+++ Data lines
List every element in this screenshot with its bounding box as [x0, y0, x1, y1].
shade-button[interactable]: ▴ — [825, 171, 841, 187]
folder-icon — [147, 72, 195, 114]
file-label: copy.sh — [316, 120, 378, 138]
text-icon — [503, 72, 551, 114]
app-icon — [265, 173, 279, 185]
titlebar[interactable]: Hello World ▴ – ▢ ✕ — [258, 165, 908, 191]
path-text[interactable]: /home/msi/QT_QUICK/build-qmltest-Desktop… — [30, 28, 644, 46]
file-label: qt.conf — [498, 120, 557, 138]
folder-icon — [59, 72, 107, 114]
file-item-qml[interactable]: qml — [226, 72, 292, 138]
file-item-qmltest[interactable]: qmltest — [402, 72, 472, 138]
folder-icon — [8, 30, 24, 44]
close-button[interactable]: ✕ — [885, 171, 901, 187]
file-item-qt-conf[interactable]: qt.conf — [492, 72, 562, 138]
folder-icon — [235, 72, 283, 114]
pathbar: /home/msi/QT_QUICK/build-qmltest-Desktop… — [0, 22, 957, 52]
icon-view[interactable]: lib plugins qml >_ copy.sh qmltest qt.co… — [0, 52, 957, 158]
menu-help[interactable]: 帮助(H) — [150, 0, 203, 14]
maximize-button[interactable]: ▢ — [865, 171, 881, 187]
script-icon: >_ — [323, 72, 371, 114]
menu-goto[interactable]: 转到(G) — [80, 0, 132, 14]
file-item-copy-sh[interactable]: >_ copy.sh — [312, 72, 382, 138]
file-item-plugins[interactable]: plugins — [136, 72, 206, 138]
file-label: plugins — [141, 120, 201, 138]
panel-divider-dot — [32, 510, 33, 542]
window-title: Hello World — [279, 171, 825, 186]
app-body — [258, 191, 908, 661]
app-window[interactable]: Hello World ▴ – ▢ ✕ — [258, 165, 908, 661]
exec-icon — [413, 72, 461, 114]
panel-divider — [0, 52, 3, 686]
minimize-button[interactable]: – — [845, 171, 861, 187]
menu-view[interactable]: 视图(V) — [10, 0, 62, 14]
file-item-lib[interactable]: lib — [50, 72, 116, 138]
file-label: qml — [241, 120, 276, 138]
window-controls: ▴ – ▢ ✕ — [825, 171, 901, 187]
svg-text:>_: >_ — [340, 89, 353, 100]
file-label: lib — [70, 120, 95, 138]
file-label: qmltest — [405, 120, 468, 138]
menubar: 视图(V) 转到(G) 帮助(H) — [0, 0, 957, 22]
++++++
Copy out every entry above line by line, word for word, and keep the original order.

> [Reply]
List every element in this screenshot with its bounding box as [x0, y0, x1, y1].
shade-button[interactable]: ▴ — [825, 171, 841, 187]
folder-icon — [147, 72, 195, 114]
file-label: copy.sh — [316, 120, 378, 138]
text-icon — [503, 72, 551, 114]
app-icon — [265, 173, 279, 185]
titlebar[interactable]: Hello World ▴ – ▢ ✕ — [258, 165, 908, 191]
path-text[interactable]: /home/msi/QT_QUICK/build-qmltest-Desktop… — [30, 28, 644, 46]
file-label: qt.conf — [498, 120, 557, 138]
folder-icon — [59, 72, 107, 114]
file-item-qml[interactable]: qml — [226, 72, 292, 138]
file-item-qmltest[interactable]: qmltest — [402, 72, 472, 138]
folder-icon — [8, 30, 24, 44]
close-button[interactable]: ✕ — [885, 171, 901, 187]
file-item-qt-conf[interactable]: qt.conf — [492, 72, 562, 138]
folder-icon — [235, 72, 283, 114]
pathbar: /home/msi/QT_QUICK/build-qmltest-Desktop… — [0, 22, 957, 52]
icon-view[interactable]: lib plugins qml >_ copy.sh qmltest qt.co… — [0, 52, 957, 158]
menu-help[interactable]: 帮助(H) — [150, 0, 203, 14]
maximize-button[interactable]: ▢ — [865, 171, 881, 187]
script-icon: >_ — [323, 72, 371, 114]
menu-goto[interactable]: 转到(G) — [80, 0, 132, 14]
file-item-copy-sh[interactable]: >_ copy.sh — [312, 72, 382, 138]
file-item-plugins[interactable]: plugins — [136, 72, 206, 138]
file-label: plugins — [141, 120, 201, 138]
panel-divider-dot — [32, 510, 33, 542]
window-title: Hello World — [279, 171, 825, 186]
app-body — [258, 191, 908, 661]
app-window[interactable]: Hello World ▴ – ▢ ✕ — [258, 165, 908, 661]
exec-icon — [413, 72, 461, 114]
panel-divider — [0, 52, 3, 686]
minimize-button[interactable]: – — [845, 171, 861, 187]
menu-view[interactable]: 视图(V) — [10, 0, 62, 14]
file-item-lib[interactable]: lib — [50, 72, 116, 138]
file-label: qml — [241, 120, 276, 138]
window-controls: ▴ – ▢ ✕ — [825, 171, 901, 187]
svg-text:>_: >_ — [340, 89, 353, 100]
file-label: lib — [70, 120, 95, 138]
file-label: qmltest — [405, 120, 468, 138]
menubar: 视图(V) 转到(G) 帮助(H) — [0, 0, 957, 22]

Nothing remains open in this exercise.